Any picture among the records should be left out, please; retype the rest exactly.

### Extracted entries
■ ■ ■ ■ ■

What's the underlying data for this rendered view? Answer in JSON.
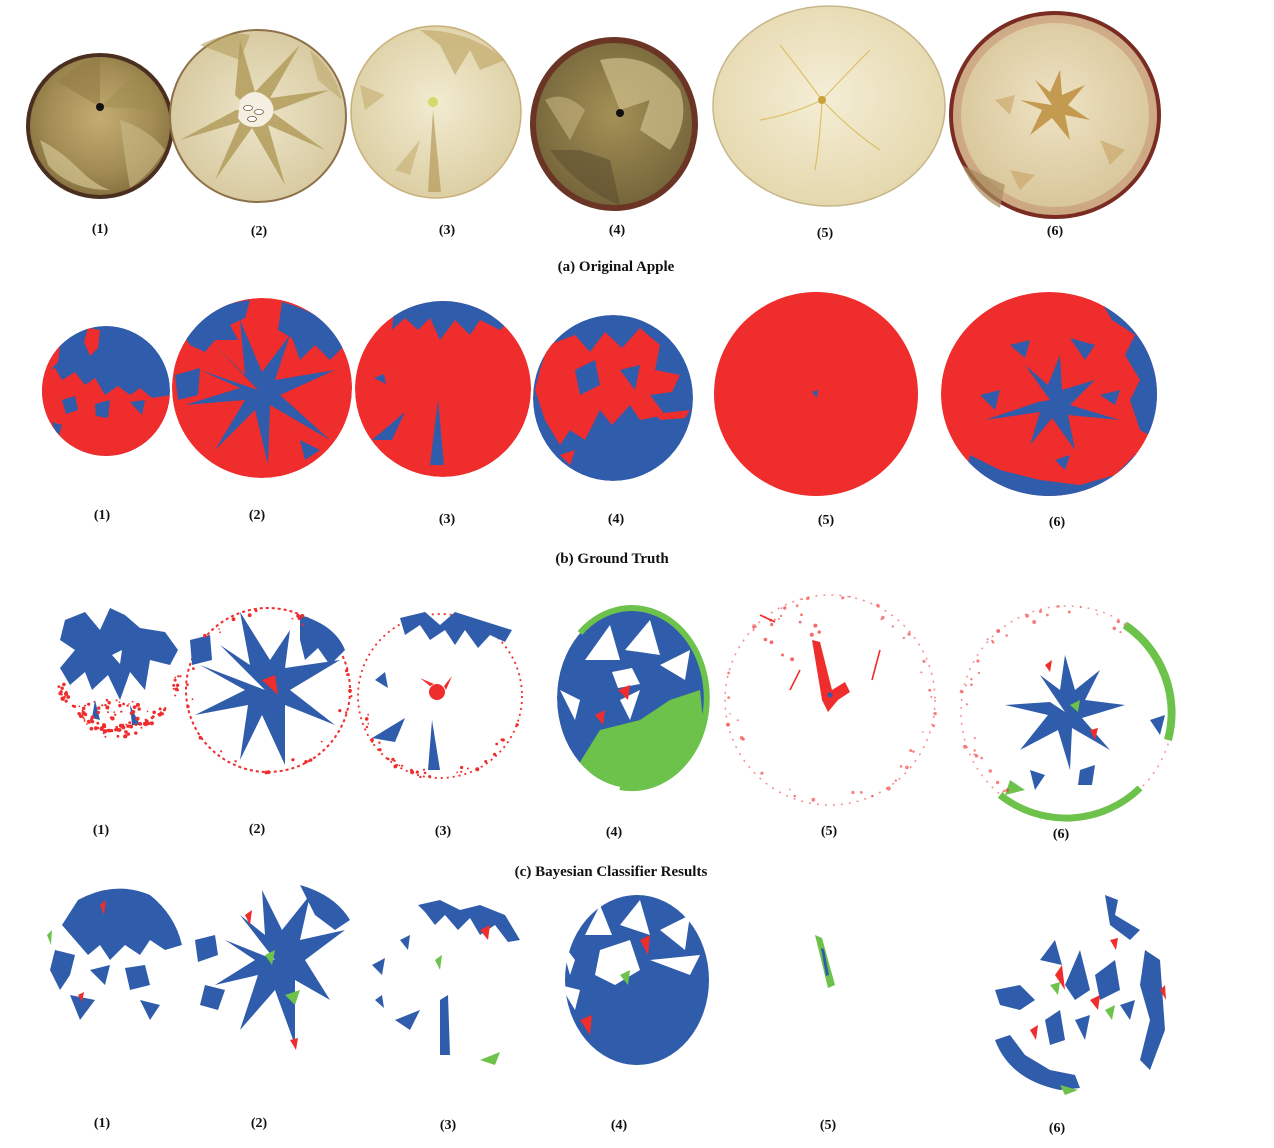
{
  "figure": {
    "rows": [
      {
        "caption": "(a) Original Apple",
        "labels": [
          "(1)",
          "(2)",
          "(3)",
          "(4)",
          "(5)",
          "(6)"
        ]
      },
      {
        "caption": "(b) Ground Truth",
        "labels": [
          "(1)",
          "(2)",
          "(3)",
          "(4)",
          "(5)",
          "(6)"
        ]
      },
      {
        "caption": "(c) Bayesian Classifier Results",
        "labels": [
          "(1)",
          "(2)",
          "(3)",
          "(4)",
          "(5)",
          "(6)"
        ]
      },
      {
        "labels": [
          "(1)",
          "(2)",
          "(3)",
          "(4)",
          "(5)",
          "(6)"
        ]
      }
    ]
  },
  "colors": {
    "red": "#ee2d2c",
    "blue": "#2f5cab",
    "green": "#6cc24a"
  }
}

■ ■ ■ ■ ■

### Answer
What's the underlying data for this rendered view? Answer in JSON.
{
  "figure": {
    "rows": [
      {
        "caption": "(a) Original Apple",
        "labels": [
          "(1)",
          "(2)",
          "(3)",
          "(4)",
          "(5)",
          "(6)"
        ]
      },
      {
        "caption": "(b) Ground Truth",
        "labels": [
          "(1)",
          "(2)",
          "(3)",
          "(4)",
          "(5)",
          "(6)"
        ]
      },
      {
        "caption": "(c) Bayesian Classifier Results",
        "labels": [
          "(1)",
          "(2)",
          "(3)",
          "(4)",
          "(5)",
          "(6)"
        ]
      },
      {
        "labels": [
          "(1)",
          "(2)",
          "(3)",
          "(4)",
          "(5)",
          "(6)"
        ]
      }
    ]
  },
  "colors": {
    "red": "#ee2d2c",
    "blue": "#2f5cab",
    "green": "#6cc24a"
  }
}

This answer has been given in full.